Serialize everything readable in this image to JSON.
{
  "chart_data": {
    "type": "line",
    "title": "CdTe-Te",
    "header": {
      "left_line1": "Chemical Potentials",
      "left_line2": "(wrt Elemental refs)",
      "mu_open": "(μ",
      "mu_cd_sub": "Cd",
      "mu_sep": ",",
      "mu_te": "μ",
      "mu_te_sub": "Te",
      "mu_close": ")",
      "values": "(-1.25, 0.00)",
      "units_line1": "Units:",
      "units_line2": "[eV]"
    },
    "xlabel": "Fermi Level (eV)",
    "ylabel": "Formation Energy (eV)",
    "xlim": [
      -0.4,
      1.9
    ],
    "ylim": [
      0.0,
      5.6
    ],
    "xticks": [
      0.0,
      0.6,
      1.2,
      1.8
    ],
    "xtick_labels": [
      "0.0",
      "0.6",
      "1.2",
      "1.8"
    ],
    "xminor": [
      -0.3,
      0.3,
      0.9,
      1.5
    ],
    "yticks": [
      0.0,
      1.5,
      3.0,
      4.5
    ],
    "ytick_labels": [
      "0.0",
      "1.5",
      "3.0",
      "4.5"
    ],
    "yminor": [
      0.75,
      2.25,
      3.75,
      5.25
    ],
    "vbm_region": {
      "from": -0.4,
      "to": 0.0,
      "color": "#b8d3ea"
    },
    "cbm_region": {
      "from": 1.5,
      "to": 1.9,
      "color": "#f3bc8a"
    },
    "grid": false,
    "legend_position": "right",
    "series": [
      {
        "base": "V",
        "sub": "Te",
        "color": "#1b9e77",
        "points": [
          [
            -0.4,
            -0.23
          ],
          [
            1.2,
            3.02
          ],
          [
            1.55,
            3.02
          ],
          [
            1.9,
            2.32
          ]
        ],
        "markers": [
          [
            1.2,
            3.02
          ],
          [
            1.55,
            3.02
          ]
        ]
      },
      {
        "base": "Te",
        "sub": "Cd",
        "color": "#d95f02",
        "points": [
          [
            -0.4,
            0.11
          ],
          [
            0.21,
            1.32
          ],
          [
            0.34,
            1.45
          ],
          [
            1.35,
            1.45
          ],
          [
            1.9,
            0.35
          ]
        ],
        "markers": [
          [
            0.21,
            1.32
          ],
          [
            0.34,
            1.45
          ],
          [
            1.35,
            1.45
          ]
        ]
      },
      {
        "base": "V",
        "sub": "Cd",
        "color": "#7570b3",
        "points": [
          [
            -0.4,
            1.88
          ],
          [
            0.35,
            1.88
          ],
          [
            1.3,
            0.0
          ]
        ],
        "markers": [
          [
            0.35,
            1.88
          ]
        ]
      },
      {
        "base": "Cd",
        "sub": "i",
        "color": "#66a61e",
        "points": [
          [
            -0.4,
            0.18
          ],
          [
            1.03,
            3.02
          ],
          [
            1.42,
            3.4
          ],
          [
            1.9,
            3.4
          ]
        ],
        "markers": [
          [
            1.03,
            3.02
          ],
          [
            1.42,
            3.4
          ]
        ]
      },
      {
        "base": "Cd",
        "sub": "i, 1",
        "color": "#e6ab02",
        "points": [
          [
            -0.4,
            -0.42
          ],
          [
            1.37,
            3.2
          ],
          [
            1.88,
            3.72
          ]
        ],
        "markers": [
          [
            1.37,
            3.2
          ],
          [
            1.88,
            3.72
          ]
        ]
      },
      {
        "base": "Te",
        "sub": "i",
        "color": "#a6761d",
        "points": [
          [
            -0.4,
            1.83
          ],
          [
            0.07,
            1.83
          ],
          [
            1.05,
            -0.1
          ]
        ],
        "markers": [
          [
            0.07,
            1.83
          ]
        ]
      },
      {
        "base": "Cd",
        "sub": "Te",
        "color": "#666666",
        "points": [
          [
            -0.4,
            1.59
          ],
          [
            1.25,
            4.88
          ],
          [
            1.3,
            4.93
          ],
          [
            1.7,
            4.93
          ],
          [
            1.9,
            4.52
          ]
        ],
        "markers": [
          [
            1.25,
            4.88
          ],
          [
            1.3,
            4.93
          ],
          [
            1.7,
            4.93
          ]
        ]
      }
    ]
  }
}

····················

** Task goal **
Go through the material above and copy each line that has the word "color".

** Reply to the exercise **
      "color": "#b8d3ea"
      "color": "#f3bc8a"
        "color": "#1b9e77",
        "color": "#d95f02",
        "color": "#7570b3",
        "color": "#66a61e",
        "color": "#e6ab02",
        "color": "#a6761d",
        "color": "#666666",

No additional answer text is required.